** START INPUT RECORDS **

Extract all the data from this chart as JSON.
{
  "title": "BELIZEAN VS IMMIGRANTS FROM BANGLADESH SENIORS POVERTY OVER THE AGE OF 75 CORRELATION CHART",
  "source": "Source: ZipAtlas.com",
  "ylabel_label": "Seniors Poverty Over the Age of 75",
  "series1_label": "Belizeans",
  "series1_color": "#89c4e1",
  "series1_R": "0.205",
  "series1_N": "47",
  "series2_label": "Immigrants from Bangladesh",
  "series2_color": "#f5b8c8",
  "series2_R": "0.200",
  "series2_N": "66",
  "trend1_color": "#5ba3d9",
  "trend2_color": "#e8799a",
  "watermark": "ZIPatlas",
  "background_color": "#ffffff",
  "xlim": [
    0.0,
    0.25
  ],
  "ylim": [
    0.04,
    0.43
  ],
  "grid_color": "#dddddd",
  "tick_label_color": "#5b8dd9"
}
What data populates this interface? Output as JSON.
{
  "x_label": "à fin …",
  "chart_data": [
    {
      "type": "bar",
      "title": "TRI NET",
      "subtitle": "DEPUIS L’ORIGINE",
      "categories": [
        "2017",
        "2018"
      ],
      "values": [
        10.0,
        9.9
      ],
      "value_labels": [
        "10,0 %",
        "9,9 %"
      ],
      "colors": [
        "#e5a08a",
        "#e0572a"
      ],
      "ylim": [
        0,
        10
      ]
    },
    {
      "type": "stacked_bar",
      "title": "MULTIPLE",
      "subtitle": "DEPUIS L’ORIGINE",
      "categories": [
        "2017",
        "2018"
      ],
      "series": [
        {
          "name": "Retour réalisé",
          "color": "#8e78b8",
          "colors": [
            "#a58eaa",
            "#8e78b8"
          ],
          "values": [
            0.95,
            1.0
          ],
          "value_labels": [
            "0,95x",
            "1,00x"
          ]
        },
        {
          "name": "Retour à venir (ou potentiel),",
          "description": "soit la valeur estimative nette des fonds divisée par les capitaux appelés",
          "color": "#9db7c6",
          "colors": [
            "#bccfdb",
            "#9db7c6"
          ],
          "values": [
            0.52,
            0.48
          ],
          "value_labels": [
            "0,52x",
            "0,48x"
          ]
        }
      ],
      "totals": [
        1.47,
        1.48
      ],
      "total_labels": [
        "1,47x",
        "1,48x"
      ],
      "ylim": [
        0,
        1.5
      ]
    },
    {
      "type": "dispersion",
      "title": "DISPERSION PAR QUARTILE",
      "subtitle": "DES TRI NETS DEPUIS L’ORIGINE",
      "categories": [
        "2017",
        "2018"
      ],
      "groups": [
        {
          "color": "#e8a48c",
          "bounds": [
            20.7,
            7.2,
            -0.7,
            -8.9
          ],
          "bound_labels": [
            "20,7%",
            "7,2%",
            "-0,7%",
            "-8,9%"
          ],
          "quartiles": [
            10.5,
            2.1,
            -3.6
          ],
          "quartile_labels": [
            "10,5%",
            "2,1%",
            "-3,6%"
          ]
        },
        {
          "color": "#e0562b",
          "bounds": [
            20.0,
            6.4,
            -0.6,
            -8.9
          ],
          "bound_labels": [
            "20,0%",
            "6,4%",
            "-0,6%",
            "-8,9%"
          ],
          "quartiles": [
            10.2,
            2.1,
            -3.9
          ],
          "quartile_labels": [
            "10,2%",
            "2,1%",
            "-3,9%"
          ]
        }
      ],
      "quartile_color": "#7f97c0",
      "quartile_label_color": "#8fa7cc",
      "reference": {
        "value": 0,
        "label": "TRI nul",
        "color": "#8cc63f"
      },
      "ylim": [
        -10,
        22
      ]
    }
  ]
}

** END INPUT RECORDS **

▶ **WORK TO BE COMPLETED**
Count how many lines in the data above hold the string "this", and give the number with no other words.

▶ **REPLY**
2